Quote every line below exactly as it reads.

-- start SUPPLIED MATERIAL --

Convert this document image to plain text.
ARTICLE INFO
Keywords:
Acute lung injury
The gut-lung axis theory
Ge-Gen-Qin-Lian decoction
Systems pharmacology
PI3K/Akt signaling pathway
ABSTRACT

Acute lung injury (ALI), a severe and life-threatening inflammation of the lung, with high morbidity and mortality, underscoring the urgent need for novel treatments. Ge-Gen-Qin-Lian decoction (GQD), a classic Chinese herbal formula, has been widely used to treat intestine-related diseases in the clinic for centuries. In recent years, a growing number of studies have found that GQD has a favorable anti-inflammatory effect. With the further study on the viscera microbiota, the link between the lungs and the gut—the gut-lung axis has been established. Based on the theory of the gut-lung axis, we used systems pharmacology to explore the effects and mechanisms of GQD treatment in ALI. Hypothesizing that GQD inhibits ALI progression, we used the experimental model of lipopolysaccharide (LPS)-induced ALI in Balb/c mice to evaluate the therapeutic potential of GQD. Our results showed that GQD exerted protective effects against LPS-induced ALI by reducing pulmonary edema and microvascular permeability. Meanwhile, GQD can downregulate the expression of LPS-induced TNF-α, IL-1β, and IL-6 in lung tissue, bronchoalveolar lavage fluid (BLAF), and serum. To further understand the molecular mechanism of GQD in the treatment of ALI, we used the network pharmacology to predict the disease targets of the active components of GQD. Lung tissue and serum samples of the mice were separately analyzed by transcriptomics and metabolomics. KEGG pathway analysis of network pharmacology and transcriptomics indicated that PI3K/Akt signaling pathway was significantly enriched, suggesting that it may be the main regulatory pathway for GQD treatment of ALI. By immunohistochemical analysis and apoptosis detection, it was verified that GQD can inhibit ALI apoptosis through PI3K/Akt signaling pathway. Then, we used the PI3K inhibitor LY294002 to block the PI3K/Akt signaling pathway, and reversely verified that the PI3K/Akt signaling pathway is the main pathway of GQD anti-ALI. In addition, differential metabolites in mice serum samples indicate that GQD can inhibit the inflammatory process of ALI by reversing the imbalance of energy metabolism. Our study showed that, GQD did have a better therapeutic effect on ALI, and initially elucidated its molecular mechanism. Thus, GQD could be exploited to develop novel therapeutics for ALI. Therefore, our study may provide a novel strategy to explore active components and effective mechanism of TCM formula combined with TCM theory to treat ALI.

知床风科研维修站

-- end SUPPLIED MATERIAL --

FINAL RESULT
Convert this document image to plain text.
ARTICLE INFO
Keywords:
Acute lung injury
The gut-lung axis theory
Ge-Gen-Qin-Lian decoction
Systems pharmacology
PI3K/Akt signaling pathway
ABSTRACT

Acute lung injury (ALI), a severe and life-threatening inflammation of the lung, with high morbidity and mortality, underscoring the urgent need for novel treatments. Ge-Gen-Qin-Lian decoction (GQD), a classic Chinese herbal formula, has been widely used to treat intestine-related diseases in the clinic for centuries. In recent years, a growing number of studies have found that GQD has a favorable anti-inflammatory effect. With the further study on the viscera microbiota, the link between the lungs and the gut—the gut-lung axis has been established. Based on the theory of the gut-lung axis, we used systems pharmacology to explore the effects and mechanisms of GQD treatment in ALI. Hypothesizing that GQD inhibits ALI progression, we used the experimental model of lipopolysaccharide (LPS)-induced ALI in Balb/c mice to evaluate the therapeutic potential of GQD. Our results showed that GQD exerted protective effects against LPS-induced ALI by reducing pulmonary edema and microvascular permeability. Meanwhile, GQD can downregulate the expression of LPS-induced TNF-α, IL-1β, and IL-6 in lung tissue, bronchoalveolar lavage fluid (BLAF), and serum. To further understand the molecular mechanism of GQD in the treatment of ALI, we used the network pharmacology to predict the disease targets of the active components of GQD. Lung tissue and serum samples of the mice were separately analyzed by transcriptomics and metabolomics. KEGG pathway analysis of network pharmacology and transcriptomics indicated that PI3K/Akt signaling pathway was significantly enriched, suggesting that it may be the main regulatory pathway for GQD treatment of ALI. By immunohistochemical analysis and apoptosis detection, it was verified that GQD can inhibit ALI apoptosis through PI3K/Akt signaling pathway. Then, we used the PI3K inhibitor LY294002 to block the PI3K/Akt signaling pathway, and reversely verified that the PI3K/Akt signaling pathway is the main pathway of GQD anti-ALI. In addition, differential metabolites in mice serum samples indicate that GQD can inhibit the inflammatory process of ALI by reversing the imbalance of energy metabolism. Our study showed that, GQD did have a better therapeutic effect on ALI, and initially elucidated its molecular mechanism. Thus, GQD could be exploited to develop novel therapeutics for ALI. Therefore, our study may provide a novel strategy to explore active components and effective mechanism of TCM formula combined with TCM theory to treat ALI.

知床风科研维修站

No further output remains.